• Input material:
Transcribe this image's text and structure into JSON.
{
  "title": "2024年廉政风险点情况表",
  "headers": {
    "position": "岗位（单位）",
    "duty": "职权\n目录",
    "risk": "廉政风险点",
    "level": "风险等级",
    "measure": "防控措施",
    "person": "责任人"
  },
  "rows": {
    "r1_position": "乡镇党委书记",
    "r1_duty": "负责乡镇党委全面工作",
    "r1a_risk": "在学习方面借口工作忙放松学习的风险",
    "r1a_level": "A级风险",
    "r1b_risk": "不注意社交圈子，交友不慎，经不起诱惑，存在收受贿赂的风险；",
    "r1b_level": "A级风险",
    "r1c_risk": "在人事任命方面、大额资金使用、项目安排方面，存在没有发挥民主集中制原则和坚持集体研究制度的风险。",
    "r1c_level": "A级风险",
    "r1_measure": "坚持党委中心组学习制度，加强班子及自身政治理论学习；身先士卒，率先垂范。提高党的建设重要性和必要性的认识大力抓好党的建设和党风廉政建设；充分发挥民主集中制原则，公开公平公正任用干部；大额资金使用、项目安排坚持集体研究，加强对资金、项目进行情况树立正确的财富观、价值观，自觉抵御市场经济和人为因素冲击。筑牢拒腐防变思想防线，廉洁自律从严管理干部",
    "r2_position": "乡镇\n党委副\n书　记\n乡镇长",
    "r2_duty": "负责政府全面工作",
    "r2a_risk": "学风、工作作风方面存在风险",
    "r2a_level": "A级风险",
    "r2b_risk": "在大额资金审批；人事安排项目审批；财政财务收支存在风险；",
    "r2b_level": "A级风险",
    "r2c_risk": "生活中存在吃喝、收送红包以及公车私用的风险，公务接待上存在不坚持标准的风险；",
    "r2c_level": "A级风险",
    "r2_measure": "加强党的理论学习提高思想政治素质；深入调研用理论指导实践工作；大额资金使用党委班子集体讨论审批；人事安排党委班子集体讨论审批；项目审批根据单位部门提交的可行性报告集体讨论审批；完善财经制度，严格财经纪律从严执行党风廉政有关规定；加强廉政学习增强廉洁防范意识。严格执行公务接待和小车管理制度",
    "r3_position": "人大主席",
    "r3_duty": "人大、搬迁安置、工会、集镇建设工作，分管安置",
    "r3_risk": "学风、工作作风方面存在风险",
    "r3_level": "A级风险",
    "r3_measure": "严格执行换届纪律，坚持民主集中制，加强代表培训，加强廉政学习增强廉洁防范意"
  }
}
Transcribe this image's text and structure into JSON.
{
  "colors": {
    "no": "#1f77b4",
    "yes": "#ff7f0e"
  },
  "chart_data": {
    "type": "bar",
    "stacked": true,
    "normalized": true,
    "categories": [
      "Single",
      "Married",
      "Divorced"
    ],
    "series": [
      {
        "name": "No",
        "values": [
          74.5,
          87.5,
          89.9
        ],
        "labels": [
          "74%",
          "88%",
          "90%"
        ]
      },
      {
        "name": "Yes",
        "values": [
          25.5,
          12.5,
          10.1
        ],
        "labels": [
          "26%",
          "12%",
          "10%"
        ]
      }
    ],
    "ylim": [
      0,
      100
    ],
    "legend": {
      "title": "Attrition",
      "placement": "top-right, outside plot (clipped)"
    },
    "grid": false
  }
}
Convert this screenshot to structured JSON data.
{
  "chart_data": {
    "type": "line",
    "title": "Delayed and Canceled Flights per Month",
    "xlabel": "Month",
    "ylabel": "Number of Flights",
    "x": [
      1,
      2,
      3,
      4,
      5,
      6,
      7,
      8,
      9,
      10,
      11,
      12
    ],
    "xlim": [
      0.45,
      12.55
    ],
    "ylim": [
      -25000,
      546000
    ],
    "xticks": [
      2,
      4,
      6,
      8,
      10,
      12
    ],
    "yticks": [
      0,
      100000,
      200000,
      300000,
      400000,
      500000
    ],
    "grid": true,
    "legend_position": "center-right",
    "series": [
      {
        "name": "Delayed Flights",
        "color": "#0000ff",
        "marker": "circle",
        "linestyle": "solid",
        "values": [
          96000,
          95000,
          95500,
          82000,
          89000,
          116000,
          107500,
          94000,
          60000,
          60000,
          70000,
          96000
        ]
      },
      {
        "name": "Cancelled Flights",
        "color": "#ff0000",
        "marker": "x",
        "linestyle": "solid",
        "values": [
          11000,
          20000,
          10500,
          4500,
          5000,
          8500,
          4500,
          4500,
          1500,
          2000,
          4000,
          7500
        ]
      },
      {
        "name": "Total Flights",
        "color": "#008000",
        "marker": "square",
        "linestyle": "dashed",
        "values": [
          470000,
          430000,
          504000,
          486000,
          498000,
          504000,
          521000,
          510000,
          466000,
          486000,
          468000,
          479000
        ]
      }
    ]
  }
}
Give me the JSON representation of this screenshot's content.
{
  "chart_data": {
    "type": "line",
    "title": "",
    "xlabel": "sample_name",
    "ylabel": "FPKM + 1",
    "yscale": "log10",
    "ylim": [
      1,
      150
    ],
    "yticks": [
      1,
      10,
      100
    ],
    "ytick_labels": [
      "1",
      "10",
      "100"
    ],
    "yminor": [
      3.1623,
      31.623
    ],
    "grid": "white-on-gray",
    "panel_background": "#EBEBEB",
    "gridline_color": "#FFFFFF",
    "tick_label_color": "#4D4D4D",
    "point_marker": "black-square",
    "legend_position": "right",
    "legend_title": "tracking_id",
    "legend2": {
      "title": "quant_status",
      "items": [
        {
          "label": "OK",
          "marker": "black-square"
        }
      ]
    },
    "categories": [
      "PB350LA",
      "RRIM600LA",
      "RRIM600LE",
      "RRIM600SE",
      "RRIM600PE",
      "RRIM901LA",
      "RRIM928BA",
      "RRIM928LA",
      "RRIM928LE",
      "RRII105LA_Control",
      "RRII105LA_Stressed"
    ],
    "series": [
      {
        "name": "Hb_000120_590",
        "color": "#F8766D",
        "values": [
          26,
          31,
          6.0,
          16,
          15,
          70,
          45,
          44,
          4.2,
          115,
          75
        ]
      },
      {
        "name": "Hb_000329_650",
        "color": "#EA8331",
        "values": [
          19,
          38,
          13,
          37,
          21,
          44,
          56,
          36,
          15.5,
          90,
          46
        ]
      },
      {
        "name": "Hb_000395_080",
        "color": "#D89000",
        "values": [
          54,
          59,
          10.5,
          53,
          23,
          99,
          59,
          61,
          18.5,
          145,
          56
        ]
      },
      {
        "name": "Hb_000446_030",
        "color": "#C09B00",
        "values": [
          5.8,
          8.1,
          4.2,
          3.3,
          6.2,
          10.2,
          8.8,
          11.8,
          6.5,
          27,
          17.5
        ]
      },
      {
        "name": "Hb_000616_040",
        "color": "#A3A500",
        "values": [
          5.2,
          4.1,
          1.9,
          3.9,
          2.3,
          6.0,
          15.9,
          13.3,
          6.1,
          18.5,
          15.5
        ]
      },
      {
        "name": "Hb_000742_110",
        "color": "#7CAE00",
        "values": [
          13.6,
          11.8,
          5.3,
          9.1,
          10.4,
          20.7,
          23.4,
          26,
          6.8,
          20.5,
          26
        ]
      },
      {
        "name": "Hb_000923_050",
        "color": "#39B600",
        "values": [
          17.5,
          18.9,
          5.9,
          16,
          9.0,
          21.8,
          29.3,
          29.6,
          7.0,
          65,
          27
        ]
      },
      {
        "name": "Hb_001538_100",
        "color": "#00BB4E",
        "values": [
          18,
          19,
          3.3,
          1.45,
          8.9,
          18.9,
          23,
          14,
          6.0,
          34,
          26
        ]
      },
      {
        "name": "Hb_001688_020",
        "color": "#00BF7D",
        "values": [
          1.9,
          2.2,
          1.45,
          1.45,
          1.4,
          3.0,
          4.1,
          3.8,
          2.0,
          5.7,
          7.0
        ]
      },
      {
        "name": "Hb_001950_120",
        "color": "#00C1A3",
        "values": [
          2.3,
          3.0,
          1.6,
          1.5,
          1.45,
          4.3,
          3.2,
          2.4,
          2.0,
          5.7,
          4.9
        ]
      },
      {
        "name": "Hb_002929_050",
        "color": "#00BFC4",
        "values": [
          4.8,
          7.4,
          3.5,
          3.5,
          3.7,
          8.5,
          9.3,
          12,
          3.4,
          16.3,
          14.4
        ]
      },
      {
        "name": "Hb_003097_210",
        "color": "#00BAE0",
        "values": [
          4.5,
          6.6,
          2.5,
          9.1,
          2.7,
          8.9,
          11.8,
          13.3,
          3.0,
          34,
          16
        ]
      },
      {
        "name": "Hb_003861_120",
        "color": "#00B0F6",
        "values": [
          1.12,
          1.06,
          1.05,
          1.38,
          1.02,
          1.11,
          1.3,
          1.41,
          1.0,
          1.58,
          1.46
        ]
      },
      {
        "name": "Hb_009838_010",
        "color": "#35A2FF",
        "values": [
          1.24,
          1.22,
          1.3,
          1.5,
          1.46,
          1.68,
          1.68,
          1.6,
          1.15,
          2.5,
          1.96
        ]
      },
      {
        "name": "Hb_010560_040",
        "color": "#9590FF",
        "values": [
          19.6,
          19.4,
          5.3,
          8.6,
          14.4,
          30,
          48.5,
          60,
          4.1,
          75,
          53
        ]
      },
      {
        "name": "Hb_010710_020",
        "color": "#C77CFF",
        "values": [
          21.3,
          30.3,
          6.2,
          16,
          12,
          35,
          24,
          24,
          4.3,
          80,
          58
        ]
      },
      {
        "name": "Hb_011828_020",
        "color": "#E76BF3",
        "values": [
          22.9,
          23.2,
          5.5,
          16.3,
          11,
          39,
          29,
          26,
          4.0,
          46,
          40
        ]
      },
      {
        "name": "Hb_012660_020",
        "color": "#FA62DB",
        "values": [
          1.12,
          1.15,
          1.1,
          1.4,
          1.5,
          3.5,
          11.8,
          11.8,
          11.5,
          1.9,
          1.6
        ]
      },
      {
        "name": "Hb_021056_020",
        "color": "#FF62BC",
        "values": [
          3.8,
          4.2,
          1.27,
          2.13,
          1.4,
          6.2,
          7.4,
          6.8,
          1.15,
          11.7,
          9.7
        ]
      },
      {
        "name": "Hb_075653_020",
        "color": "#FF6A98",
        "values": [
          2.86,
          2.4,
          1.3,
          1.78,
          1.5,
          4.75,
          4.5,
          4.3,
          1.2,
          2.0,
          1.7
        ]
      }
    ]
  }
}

• Set task:
Using the listing above, show each line holding the string "black".

• Exercise answer:
    "point_marker": "black-square",
          "marker": "black-square"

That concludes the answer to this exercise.